++++ Given data ++++

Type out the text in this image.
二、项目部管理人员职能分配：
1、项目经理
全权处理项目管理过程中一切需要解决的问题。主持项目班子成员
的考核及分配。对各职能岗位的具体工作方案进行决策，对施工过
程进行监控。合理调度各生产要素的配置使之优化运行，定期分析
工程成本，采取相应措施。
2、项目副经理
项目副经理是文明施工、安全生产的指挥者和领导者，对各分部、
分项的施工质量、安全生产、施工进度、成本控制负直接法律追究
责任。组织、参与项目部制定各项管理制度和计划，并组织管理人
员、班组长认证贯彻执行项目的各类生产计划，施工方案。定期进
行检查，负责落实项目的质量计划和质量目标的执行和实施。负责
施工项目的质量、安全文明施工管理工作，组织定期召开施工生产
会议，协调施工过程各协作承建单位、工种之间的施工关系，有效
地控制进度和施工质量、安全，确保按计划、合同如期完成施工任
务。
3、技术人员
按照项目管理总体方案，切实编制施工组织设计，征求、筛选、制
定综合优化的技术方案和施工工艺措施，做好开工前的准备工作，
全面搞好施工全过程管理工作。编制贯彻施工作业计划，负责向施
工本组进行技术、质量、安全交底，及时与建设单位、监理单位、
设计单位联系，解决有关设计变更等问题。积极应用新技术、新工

++++
++++ Given data ++++

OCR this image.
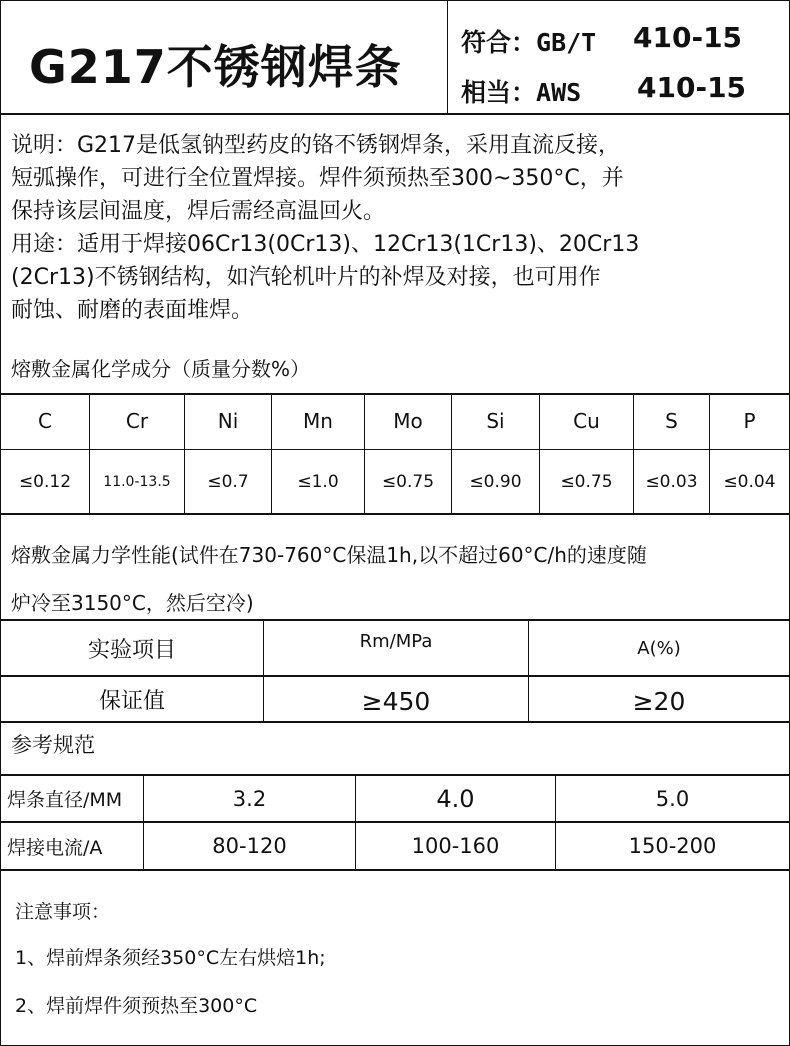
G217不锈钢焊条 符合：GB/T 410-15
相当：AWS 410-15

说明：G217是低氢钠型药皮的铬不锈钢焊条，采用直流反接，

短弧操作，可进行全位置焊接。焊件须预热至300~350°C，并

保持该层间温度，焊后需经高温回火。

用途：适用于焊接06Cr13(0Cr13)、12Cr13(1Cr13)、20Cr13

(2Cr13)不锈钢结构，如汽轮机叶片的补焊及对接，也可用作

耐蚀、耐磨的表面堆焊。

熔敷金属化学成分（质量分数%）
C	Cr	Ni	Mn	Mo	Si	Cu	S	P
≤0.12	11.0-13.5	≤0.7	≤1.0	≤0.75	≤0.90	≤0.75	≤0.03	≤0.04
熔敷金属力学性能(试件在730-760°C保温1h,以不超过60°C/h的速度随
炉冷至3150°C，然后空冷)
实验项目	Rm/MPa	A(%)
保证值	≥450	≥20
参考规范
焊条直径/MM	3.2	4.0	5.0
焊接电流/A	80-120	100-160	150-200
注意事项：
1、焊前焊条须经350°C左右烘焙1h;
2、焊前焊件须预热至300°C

++++

Find the count of lines in the data above where the string "this" occurs. Provide that number alone.

**Response**
2